# What is asked
Copy down every line where the string "like" shows up.

# Record excerpts
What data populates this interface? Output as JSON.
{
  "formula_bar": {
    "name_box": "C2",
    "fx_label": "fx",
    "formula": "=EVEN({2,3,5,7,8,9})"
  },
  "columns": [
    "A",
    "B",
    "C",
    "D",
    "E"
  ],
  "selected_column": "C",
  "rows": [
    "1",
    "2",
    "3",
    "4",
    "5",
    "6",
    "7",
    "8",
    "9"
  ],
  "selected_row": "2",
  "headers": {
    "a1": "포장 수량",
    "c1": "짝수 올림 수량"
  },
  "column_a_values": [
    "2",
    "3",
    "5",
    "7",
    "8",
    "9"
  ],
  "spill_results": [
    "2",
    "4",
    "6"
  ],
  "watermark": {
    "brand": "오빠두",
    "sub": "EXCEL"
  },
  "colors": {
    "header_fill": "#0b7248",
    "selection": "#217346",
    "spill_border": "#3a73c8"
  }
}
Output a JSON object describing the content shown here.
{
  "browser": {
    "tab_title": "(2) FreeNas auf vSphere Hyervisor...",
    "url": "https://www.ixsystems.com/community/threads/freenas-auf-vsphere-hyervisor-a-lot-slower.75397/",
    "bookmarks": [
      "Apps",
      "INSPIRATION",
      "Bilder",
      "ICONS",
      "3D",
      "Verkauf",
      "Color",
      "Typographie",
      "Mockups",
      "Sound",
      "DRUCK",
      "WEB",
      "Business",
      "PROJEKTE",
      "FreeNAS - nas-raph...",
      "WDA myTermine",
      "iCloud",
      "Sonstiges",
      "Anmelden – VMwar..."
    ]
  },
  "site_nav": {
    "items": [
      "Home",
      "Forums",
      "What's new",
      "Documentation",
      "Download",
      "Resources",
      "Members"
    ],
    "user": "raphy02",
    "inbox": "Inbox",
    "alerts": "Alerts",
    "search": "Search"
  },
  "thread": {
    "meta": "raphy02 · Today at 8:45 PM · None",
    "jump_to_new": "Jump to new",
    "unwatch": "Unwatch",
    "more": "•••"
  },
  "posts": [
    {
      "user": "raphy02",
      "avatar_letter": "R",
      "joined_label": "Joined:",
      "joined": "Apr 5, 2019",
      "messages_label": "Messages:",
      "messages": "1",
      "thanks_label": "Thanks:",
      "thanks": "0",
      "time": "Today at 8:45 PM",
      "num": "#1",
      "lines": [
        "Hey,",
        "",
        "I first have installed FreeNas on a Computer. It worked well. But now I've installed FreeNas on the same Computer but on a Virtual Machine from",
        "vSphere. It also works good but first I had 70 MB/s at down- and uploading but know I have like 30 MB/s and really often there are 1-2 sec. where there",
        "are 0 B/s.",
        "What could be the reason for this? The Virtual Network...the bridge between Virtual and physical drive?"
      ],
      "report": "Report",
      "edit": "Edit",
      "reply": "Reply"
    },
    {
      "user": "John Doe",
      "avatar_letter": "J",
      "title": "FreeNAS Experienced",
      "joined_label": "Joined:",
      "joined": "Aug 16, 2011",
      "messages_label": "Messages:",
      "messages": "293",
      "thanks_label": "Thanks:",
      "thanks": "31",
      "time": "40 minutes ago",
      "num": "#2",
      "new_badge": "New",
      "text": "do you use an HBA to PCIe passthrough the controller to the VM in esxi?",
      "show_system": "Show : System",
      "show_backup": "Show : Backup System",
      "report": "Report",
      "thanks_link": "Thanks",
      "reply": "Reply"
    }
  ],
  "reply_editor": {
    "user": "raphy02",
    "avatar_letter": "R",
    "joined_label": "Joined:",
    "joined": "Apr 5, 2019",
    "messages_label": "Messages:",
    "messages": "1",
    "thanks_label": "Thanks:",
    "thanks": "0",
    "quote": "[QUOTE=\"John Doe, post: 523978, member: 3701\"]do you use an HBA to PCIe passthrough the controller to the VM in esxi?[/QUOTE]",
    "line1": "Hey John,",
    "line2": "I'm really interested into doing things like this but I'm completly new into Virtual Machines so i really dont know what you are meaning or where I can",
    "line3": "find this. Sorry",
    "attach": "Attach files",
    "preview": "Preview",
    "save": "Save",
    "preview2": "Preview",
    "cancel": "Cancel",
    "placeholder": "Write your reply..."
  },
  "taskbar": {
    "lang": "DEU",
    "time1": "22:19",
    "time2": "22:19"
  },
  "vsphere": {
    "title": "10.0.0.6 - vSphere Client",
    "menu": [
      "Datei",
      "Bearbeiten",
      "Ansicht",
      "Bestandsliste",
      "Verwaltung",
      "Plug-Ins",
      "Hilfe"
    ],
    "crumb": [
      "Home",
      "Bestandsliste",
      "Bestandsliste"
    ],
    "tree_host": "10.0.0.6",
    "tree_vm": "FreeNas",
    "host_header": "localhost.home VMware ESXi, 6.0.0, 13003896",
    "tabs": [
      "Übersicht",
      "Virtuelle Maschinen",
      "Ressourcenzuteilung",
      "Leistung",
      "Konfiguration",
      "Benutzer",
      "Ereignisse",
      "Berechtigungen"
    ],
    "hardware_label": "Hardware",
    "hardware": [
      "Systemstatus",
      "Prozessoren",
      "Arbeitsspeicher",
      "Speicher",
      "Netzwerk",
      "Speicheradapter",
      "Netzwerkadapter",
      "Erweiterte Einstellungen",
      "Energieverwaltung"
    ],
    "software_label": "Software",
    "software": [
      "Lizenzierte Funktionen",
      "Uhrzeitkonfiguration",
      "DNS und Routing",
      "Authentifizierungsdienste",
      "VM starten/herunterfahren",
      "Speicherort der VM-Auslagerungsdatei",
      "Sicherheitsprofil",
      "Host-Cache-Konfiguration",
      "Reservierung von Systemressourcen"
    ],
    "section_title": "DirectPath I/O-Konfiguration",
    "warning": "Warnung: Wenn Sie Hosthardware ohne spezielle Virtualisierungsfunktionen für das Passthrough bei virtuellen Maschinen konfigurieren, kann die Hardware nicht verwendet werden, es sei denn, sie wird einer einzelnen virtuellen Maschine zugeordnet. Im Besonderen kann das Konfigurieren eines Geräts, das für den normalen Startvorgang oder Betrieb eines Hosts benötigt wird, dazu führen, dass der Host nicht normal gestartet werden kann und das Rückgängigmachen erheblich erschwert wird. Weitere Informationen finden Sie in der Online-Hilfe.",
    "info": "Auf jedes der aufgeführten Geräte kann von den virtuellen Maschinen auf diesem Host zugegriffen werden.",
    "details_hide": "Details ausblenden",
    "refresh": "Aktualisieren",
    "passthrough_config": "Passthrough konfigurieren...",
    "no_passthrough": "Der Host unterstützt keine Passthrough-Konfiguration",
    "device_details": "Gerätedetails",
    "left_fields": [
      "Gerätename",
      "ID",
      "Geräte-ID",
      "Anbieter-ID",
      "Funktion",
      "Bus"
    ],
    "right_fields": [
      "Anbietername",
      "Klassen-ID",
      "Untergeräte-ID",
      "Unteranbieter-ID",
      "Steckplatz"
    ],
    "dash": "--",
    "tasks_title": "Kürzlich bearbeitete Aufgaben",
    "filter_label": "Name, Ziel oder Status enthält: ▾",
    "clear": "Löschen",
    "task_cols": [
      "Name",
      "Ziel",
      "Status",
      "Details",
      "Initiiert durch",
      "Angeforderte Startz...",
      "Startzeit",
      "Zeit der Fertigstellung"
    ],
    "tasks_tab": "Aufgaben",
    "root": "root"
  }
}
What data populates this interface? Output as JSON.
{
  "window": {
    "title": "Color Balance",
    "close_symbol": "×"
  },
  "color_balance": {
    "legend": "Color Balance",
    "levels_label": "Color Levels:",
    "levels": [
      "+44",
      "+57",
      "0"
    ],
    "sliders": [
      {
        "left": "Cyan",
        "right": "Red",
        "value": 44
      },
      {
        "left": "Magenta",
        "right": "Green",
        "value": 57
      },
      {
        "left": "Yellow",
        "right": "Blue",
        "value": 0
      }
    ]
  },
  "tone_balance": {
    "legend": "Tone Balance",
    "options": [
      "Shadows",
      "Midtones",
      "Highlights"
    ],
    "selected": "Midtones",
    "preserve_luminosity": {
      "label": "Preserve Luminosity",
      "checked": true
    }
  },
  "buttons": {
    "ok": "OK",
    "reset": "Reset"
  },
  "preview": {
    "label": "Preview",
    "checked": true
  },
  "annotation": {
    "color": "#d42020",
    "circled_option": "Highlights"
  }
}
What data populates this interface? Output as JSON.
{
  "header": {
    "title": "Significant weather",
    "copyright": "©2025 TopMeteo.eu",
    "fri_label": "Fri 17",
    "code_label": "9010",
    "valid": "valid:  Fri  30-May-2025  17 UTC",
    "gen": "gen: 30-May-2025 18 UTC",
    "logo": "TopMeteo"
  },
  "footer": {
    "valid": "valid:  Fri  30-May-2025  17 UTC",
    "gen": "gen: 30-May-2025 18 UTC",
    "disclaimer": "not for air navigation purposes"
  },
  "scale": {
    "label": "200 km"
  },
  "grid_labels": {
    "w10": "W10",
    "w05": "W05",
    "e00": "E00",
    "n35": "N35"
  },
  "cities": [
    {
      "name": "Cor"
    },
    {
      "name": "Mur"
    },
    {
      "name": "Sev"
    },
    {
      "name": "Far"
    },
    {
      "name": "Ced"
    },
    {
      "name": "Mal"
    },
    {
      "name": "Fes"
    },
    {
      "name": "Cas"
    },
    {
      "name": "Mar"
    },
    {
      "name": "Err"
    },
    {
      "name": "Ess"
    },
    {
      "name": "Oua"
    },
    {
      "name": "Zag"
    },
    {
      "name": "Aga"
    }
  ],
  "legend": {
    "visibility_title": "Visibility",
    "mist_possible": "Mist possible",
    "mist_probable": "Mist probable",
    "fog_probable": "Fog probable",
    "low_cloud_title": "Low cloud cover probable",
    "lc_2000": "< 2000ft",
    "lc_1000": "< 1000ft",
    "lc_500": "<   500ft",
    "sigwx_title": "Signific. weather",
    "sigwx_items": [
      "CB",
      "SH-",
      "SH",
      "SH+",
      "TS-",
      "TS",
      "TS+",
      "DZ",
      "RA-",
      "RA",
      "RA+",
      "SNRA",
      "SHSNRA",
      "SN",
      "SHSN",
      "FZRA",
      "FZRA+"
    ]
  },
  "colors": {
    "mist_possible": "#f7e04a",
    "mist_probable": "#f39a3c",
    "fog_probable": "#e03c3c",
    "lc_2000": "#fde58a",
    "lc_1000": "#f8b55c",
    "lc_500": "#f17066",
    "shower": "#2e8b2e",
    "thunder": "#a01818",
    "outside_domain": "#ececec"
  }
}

# Solution to this exercise
        "vSphere. It also works good but first I had 70 MB/s at down- and uploading but know I have like 30 MB/s and really often there are 1-2 sec. where there",
    "line2": "I'm really interested into doing things like this but I'm completly new into Virtual Machines so i really dont know what you are meaning or where I can",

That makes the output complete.